SUPPLIED ENTRIES:
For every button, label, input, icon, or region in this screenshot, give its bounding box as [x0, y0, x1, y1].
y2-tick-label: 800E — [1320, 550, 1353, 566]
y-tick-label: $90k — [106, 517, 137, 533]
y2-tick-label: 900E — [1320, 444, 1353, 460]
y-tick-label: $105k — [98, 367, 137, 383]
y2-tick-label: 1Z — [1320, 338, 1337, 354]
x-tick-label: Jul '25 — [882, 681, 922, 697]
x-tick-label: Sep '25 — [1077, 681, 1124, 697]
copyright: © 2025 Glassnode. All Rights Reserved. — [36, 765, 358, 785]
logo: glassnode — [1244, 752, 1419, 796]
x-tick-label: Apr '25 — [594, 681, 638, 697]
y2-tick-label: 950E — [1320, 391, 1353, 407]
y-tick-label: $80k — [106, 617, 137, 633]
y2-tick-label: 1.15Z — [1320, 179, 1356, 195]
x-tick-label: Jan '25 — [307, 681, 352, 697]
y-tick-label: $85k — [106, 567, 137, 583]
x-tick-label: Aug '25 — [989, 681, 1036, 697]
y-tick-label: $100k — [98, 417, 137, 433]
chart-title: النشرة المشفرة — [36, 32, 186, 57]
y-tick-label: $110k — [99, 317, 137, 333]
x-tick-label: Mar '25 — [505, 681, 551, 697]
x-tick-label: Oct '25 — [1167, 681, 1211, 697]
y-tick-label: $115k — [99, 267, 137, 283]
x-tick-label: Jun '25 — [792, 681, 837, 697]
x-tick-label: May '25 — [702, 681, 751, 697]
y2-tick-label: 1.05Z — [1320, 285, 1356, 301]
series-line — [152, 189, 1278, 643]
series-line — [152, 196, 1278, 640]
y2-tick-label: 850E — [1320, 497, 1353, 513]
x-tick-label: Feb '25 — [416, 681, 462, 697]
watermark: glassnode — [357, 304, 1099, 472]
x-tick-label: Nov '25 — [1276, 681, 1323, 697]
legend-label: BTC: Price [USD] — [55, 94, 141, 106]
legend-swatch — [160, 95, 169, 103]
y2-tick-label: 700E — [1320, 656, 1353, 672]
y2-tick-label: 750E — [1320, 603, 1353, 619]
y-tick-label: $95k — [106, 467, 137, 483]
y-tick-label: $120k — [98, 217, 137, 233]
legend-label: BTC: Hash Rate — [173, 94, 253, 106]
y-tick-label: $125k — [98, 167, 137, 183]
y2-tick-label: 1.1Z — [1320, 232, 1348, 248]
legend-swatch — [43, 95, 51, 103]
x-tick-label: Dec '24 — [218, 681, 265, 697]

WHAT THE TASK ASKS: Rewrite the entries above as a numbered list, leaving out any blank lines.

SOLUTION TO THIS EXERCISE:
1. For every button, label, input, icon, or region in this screenshot, give its bounding box as [x0, y0, x1, y1].
2. y2-tick-label: 800E — [1320, 550, 1353, 566]
3. y-tick-label: $90k — [106, 517, 137, 533]
4. y2-tick-label: 900E — [1320, 444, 1353, 460]
5. y-tick-label: $105k — [98, 367, 137, 383]
6. y2-tick-label: 1Z — [1320, 338, 1337, 354]
7. x-tick-label: Jul '25 — [882, 681, 922, 697]
8. x-tick-label: Sep '25 — [1077, 681, 1124, 697]
9. copyright: © 2025 Glassnode. All Rights Reserved. — [36, 765, 358, 785]
10. logo: glassnode — [1244, 752, 1419, 796]
11. x-tick-label: Apr '25 — [594, 681, 638, 697]
12. y2-tick-label: 950E — [1320, 391, 1353, 407]
13. y-tick-label: $80k — [106, 617, 137, 633]
14. y2-tick-label: 1.15Z — [1320, 179, 1356, 195]
15. x-tick-label: Jan '25 — [307, 681, 352, 697]
16. y-tick-label: $85k — [106, 567, 137, 583]
17. x-tick-label: Aug '25 — [989, 681, 1036, 697]
18. y-tick-label: $100k — [98, 417, 137, 433]
19. chart-title: النشرة المشفرة — [36, 32, 186, 57]
20. y-tick-label: $110k — [99, 317, 137, 333]
21. x-tick-label: Mar '25 — [505, 681, 551, 697]
22. x-tick-label: Oct '25 — [1167, 681, 1211, 697]
23. y-tick-label: $115k — [99, 267, 137, 283]
24. x-tick-label: Jun '25 — [792, 681, 837, 697]
25. x-tick-label: May '25 — [702, 681, 751, 697]
26. y2-tick-label: 1.05Z — [1320, 285, 1356, 301]
27. series-line — [152, 189, 1278, 643]
28. series-line — [152, 196, 1278, 640]
29. y2-tick-label: 850E — [1320, 497, 1353, 513]
30. x-tick-label: Feb '25 — [416, 681, 462, 697]
31. watermark: glassnode — [357, 304, 1099, 472]
32. x-tick-label: Nov '25 — [1276, 681, 1323, 697]
33. legend-label: BTC: Price [USD] — [55, 94, 141, 106]
34. legend-swatch — [160, 95, 169, 103]
35. y2-tick-label: 700E — [1320, 656, 1353, 672]
36. y2-tick-label: 750E — [1320, 603, 1353, 619]
37. y-tick-label: $95k — [106, 467, 137, 483]
38. y-tick-label: $120k — [98, 217, 137, 233]
39. legend-label: BTC: Hash Rate — [173, 94, 253, 106]
40. y-tick-label: $125k — [98, 167, 137, 183]
41. y2-tick-label: 1.1Z — [1320, 232, 1348, 248]
42. legend-swatch — [43, 95, 51, 103]
43. x-tick-label: Dec '24 — [218, 681, 265, 697]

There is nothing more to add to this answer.